## AIM OF THE EXERCISE
Copy each line where the word "color" occurs.
* Start MATERIAL TO PROCESS *
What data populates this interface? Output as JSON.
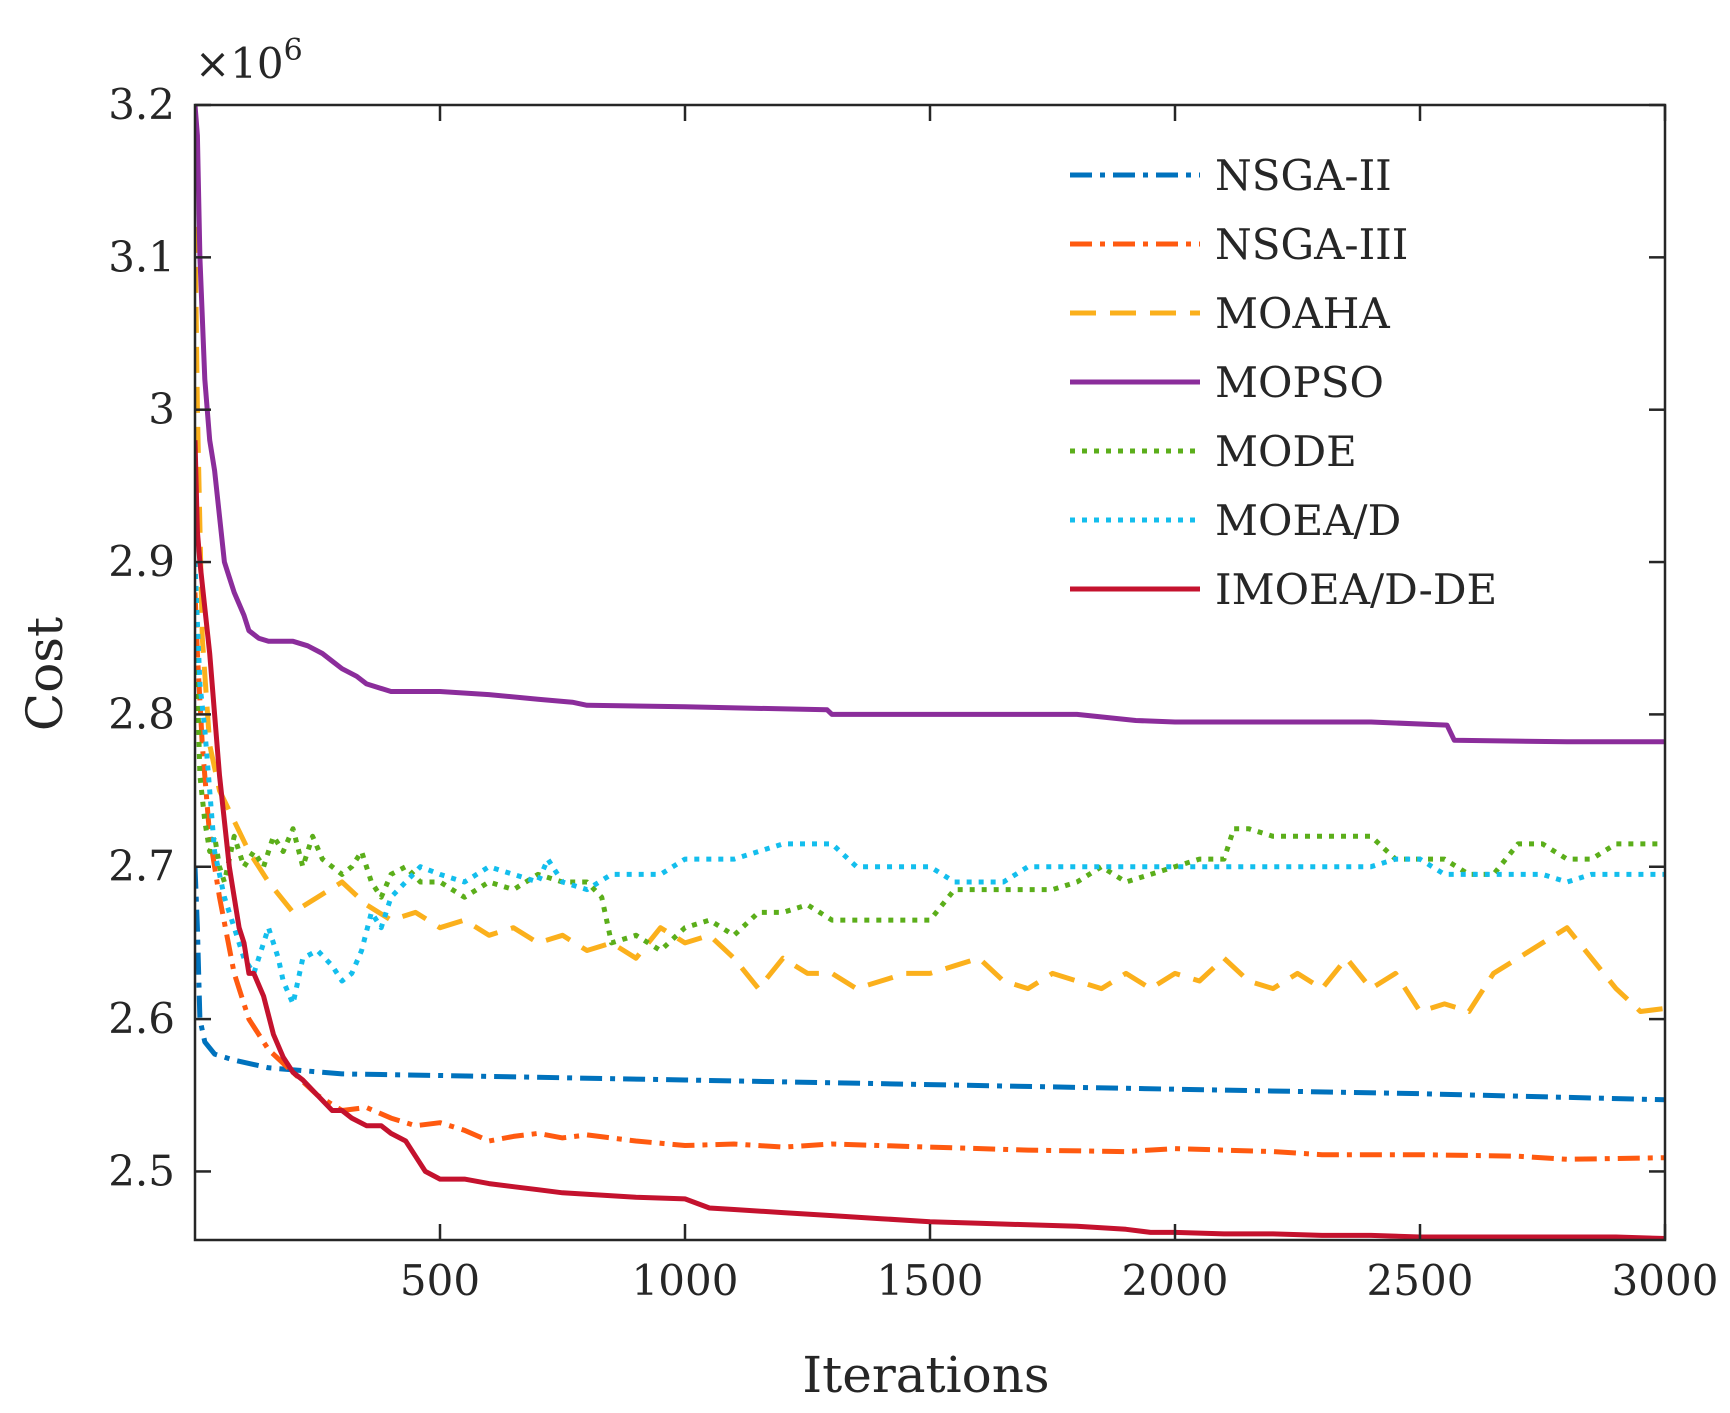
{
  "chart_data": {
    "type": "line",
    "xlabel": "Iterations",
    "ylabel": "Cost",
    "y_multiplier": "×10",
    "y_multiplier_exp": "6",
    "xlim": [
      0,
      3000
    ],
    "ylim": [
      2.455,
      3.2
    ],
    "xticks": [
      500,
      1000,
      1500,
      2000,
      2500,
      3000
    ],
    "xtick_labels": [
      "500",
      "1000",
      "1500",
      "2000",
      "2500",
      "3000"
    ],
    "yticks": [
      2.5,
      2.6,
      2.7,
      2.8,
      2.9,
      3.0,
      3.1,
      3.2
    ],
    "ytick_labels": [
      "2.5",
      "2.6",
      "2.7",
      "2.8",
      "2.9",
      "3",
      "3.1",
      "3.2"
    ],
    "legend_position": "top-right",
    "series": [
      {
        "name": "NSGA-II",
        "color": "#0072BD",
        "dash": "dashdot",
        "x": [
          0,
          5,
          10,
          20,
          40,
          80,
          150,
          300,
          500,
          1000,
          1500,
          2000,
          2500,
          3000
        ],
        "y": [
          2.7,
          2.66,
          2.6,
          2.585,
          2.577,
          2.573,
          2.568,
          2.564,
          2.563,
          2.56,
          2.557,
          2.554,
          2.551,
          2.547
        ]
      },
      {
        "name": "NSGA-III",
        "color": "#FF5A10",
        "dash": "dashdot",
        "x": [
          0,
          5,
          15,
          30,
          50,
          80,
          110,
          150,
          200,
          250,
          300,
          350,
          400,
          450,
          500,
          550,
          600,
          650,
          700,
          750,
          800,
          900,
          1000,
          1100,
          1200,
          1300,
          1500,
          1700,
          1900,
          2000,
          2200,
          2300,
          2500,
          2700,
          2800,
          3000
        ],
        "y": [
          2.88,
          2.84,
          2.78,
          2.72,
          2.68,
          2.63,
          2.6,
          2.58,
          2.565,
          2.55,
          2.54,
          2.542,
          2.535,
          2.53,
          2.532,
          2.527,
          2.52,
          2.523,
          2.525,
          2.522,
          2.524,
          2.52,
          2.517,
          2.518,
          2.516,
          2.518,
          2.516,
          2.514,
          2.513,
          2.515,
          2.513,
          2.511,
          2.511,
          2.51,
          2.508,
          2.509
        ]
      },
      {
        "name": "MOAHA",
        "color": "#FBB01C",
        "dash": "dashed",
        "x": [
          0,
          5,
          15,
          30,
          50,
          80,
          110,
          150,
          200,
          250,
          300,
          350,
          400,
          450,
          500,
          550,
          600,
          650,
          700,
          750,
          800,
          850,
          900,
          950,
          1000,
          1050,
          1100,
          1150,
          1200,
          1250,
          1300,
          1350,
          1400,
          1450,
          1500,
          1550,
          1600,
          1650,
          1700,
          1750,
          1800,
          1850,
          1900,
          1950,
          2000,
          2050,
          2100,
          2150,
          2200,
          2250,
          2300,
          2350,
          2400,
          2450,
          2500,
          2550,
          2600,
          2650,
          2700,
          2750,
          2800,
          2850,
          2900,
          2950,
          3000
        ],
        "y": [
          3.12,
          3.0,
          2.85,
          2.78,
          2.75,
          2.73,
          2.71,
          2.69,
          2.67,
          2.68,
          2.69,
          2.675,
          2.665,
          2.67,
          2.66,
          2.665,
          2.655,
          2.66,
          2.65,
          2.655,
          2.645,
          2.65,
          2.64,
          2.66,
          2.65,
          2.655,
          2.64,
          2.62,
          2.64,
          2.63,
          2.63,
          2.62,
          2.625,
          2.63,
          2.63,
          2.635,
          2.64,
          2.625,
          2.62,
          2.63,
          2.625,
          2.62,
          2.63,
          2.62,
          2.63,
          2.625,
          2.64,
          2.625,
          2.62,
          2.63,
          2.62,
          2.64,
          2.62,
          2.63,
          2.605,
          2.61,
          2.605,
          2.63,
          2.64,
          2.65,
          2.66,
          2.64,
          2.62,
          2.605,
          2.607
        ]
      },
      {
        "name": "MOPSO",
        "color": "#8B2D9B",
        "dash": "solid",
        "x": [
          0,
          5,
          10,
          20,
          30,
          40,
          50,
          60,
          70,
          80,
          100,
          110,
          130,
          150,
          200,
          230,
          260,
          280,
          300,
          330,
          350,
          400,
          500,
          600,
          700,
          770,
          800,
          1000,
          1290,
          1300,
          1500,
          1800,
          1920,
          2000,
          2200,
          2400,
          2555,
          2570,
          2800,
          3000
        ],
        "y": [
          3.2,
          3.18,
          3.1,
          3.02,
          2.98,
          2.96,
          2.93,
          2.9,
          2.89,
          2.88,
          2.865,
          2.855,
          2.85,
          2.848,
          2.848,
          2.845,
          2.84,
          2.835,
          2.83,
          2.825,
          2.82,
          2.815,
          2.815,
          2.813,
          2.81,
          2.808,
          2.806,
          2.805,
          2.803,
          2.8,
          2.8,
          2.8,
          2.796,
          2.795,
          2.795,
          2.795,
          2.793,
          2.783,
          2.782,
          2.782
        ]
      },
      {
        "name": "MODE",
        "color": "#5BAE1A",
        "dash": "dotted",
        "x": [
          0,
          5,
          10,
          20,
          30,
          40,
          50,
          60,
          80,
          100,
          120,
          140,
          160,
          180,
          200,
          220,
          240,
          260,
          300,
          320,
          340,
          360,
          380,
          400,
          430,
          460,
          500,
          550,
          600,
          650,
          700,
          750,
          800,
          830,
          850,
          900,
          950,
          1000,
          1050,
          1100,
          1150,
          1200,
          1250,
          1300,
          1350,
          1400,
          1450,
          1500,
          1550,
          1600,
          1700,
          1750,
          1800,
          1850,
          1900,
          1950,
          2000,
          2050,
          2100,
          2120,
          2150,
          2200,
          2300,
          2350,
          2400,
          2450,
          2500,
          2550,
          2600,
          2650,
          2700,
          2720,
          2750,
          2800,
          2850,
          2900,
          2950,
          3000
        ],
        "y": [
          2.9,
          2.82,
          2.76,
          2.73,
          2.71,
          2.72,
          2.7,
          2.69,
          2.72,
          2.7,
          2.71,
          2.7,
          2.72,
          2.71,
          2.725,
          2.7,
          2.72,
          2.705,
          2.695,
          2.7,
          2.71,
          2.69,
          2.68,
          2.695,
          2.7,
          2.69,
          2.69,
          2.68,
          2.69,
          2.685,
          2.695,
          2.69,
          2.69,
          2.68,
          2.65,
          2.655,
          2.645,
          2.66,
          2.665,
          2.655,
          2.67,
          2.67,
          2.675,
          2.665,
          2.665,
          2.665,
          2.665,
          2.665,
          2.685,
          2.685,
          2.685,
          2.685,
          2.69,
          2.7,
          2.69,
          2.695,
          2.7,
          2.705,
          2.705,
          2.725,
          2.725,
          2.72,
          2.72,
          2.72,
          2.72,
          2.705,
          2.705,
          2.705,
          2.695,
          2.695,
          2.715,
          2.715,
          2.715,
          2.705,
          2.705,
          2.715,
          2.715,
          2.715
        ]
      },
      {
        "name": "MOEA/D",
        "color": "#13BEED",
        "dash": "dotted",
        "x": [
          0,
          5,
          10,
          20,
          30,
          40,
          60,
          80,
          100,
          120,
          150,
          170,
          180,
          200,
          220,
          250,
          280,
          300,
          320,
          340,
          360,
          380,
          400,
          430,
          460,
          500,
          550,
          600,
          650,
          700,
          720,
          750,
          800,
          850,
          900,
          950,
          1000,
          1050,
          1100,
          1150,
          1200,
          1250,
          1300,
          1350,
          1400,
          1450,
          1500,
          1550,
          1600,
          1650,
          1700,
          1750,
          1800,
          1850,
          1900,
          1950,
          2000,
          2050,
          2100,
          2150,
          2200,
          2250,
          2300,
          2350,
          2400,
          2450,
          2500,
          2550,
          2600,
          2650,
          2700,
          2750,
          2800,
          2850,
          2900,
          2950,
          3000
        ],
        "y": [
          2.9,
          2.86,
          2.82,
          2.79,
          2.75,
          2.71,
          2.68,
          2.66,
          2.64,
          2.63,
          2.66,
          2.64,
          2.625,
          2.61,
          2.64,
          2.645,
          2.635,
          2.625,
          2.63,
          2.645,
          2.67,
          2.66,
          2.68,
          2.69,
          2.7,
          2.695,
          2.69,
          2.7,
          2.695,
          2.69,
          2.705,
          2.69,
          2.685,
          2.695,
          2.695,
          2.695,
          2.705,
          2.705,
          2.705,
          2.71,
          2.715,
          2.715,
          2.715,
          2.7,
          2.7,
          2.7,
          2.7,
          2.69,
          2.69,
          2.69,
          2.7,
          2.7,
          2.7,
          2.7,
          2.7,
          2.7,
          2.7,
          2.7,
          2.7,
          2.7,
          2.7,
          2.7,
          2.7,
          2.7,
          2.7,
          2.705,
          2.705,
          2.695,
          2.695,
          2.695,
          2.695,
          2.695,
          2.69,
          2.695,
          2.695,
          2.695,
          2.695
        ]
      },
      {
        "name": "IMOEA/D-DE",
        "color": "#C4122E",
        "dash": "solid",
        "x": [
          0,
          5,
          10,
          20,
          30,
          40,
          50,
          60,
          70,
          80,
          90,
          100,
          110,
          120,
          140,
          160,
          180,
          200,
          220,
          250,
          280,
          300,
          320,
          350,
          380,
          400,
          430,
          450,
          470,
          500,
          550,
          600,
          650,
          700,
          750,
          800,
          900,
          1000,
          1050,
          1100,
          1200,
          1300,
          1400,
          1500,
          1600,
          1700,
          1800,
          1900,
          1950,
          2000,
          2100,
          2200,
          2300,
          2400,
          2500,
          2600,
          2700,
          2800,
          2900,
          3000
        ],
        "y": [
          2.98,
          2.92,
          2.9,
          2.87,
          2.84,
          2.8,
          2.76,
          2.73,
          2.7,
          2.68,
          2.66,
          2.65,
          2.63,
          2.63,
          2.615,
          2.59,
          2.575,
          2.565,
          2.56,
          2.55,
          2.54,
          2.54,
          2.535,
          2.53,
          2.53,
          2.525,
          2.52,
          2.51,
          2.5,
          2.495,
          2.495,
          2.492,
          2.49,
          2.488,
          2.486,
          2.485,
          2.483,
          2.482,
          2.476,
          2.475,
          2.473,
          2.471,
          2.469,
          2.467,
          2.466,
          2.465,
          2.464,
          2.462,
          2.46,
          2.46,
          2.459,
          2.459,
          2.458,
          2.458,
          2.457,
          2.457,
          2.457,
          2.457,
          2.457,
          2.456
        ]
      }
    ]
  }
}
* End MATERIAL TO PROCESS *
## FULL ANSWER
        "color": "#0072BD",
        "color": "#FF5A10",
        "color": "#FBB01C",
        "color": "#8B2D9B",
        "color": "#5BAE1A",
        "color": "#13BEED",
        "color": "#C4122E",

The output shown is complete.